======== Data provided

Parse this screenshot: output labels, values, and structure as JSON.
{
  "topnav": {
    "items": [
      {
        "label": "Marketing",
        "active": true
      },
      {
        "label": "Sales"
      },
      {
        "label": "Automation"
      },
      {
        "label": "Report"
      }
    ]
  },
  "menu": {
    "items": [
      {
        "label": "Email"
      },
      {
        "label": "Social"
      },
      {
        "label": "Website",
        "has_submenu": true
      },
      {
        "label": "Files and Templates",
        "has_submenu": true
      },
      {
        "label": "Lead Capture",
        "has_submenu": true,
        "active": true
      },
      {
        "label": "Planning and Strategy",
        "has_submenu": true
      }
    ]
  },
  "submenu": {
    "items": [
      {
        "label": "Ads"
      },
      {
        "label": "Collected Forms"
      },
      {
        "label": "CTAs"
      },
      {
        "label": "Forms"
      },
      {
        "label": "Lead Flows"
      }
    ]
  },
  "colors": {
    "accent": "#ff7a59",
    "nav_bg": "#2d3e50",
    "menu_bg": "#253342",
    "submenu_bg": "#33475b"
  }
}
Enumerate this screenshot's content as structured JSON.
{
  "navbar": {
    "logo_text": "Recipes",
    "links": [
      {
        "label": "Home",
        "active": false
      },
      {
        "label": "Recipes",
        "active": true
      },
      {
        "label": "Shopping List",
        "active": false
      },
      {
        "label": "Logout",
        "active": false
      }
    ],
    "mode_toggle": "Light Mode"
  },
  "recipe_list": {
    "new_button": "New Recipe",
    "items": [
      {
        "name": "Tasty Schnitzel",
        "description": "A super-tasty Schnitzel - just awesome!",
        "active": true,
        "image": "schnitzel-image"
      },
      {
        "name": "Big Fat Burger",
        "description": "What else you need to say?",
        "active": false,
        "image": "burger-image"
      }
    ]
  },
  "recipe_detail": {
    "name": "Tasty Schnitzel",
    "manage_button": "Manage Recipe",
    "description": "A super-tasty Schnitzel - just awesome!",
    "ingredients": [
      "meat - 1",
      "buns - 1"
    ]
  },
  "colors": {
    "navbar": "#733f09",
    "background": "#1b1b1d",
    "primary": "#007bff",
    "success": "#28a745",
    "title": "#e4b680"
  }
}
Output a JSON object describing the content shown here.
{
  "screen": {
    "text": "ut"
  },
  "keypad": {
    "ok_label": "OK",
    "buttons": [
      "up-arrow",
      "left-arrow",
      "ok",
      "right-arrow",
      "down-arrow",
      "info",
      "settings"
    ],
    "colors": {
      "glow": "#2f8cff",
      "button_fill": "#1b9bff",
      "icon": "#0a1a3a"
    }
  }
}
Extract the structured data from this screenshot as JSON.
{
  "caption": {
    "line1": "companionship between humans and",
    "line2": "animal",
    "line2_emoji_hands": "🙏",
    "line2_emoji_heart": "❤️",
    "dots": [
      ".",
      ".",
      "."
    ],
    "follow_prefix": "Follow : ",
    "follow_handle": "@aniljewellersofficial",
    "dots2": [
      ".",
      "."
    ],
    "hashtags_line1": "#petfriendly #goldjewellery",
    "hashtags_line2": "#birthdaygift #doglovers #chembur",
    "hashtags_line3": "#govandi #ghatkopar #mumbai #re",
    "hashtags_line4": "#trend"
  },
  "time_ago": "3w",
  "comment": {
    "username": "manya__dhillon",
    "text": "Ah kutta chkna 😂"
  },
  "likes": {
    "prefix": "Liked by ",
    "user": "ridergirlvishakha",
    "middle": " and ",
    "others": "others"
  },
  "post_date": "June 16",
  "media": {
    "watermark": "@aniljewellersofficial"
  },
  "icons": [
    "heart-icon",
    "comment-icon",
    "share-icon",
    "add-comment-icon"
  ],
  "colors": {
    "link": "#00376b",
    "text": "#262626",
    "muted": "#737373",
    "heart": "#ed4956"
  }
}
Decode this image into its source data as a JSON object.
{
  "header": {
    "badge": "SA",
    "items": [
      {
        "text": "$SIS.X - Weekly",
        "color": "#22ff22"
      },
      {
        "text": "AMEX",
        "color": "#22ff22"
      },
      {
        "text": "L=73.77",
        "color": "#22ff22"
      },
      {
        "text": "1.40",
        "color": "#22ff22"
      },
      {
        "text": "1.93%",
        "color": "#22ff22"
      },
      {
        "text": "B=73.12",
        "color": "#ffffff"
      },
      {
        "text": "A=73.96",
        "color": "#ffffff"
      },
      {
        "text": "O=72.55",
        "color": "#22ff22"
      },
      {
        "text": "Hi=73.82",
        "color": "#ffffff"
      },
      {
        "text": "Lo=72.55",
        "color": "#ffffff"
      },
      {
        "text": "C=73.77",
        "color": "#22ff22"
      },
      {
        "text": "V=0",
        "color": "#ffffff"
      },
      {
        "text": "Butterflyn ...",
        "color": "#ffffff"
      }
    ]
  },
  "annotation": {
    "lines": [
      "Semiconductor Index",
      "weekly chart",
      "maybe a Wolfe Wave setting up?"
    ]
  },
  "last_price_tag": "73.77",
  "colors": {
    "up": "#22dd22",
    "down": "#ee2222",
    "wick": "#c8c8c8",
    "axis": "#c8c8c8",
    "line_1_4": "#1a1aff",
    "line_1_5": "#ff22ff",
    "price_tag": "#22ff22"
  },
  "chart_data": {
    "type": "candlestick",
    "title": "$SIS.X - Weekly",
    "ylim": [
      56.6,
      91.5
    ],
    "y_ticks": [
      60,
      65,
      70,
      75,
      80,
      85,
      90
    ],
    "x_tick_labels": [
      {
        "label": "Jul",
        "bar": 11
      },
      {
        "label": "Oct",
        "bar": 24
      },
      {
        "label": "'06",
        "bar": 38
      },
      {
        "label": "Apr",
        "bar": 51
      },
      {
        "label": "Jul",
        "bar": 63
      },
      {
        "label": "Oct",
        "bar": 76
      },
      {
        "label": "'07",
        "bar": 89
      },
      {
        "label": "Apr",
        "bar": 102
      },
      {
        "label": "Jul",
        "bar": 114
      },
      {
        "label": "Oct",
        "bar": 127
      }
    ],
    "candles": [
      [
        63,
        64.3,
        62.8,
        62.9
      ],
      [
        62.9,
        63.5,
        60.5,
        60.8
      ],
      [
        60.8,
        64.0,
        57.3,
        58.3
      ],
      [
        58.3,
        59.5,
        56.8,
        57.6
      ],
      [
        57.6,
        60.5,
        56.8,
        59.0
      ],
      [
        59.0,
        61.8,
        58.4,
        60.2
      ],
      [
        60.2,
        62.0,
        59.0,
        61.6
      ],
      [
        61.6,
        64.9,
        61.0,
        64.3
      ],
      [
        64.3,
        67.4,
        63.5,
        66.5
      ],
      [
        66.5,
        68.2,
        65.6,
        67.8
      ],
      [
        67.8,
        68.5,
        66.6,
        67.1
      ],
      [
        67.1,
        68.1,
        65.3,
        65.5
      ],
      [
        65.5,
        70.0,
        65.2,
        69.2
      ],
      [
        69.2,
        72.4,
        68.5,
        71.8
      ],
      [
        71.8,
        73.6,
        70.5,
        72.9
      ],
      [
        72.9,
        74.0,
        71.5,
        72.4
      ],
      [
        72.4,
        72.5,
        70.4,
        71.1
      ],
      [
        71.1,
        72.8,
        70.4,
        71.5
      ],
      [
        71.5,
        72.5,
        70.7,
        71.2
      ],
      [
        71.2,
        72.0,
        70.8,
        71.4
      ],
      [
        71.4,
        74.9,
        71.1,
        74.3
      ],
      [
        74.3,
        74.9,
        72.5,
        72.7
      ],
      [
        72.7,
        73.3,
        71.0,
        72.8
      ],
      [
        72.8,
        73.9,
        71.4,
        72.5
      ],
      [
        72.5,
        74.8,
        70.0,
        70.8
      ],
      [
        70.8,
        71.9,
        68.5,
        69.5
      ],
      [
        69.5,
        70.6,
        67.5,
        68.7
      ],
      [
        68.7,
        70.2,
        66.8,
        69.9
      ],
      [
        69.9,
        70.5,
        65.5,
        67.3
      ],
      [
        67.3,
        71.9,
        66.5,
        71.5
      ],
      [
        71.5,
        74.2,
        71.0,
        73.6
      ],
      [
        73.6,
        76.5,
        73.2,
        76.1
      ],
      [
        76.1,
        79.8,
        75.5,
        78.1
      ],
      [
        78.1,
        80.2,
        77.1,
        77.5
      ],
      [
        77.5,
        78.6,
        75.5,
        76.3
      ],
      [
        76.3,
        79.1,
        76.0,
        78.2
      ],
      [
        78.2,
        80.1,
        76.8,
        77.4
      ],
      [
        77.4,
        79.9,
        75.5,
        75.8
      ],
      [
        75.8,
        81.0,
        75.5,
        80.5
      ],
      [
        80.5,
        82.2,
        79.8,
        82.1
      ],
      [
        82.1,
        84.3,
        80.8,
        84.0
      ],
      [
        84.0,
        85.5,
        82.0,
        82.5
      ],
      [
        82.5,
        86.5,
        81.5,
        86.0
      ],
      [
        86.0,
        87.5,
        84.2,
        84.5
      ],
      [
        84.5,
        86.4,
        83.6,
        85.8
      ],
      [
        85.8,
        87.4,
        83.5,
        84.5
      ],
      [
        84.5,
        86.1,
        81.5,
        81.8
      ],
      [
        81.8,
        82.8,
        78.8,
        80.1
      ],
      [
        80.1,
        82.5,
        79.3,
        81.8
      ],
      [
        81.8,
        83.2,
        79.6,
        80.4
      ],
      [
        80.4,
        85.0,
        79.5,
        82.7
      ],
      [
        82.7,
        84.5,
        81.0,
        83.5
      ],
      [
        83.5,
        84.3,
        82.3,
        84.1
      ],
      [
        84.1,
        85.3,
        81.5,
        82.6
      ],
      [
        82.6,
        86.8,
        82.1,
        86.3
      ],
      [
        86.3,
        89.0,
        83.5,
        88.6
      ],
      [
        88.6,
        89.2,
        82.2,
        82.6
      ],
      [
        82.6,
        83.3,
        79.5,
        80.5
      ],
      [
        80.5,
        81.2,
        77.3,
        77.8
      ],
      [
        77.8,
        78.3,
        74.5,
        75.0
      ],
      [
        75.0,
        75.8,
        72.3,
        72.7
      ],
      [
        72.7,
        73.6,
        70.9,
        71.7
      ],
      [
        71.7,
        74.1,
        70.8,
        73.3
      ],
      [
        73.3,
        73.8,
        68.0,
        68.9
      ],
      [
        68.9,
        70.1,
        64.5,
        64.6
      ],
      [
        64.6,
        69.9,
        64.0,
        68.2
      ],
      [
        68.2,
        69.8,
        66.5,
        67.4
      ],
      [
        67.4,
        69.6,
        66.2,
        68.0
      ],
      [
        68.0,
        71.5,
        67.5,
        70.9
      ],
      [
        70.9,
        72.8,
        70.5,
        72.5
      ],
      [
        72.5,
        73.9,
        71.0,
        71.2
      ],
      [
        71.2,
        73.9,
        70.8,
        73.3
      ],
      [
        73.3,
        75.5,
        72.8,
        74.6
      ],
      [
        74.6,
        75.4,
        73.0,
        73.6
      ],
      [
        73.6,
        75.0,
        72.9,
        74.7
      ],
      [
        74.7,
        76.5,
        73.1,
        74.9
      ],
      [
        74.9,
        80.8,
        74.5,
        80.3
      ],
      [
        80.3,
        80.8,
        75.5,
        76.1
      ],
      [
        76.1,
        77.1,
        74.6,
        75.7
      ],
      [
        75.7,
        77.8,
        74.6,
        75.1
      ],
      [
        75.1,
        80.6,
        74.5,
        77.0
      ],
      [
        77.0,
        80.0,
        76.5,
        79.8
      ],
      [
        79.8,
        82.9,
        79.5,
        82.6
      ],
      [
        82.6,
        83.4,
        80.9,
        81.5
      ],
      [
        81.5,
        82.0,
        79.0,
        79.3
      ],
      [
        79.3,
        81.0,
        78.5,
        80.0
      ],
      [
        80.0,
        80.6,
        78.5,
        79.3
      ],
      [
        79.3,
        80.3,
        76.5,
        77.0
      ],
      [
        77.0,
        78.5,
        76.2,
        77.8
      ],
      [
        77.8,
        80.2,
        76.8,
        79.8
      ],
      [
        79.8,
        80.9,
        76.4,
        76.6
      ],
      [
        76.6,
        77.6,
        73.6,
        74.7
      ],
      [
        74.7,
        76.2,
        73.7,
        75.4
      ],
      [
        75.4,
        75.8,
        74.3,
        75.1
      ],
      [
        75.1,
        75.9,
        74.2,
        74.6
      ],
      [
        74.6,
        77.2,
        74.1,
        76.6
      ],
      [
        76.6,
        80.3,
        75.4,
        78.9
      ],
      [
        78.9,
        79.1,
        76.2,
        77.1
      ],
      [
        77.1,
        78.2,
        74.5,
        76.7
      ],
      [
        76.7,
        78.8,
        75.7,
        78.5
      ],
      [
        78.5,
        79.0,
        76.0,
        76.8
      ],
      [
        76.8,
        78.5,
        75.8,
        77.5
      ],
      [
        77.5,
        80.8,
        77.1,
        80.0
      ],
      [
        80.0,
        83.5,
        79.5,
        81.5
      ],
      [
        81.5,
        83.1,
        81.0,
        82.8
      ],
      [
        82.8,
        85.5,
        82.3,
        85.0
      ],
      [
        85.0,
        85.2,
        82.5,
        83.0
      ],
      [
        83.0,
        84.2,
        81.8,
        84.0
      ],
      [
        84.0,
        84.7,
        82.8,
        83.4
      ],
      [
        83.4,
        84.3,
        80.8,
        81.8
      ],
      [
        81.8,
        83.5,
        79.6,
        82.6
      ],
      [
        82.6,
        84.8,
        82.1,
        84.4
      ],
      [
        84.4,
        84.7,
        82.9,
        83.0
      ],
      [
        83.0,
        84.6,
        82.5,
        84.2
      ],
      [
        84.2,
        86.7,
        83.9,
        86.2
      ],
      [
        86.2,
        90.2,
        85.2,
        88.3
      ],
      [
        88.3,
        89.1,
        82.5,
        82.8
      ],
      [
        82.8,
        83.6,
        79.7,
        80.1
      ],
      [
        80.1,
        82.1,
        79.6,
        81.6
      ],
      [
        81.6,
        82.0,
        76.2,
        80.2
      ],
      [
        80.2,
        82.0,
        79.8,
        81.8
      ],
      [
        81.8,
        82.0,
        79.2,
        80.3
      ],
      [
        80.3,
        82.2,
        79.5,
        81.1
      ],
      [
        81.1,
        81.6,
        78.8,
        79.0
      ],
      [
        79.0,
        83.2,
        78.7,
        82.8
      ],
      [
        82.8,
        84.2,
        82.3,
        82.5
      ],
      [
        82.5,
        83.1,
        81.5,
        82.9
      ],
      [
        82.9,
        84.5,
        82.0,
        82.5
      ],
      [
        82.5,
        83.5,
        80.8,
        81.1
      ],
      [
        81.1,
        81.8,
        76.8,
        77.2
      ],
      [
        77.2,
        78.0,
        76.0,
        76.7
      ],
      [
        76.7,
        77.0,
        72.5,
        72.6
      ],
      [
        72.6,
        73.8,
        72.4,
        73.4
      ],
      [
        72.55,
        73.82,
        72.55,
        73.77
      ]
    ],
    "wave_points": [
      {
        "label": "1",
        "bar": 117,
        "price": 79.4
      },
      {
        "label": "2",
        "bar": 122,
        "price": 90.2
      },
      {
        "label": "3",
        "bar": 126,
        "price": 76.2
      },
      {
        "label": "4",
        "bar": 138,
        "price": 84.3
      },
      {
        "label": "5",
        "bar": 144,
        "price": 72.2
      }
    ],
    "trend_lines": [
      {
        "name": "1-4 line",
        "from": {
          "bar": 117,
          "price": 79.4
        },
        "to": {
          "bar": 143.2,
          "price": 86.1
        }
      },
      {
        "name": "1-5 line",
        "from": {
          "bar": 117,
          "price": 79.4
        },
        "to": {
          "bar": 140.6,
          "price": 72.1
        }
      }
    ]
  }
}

================

What the task asks
Tally how many lines of the data include the word "this". Write the number and nothing else.

Task solution
4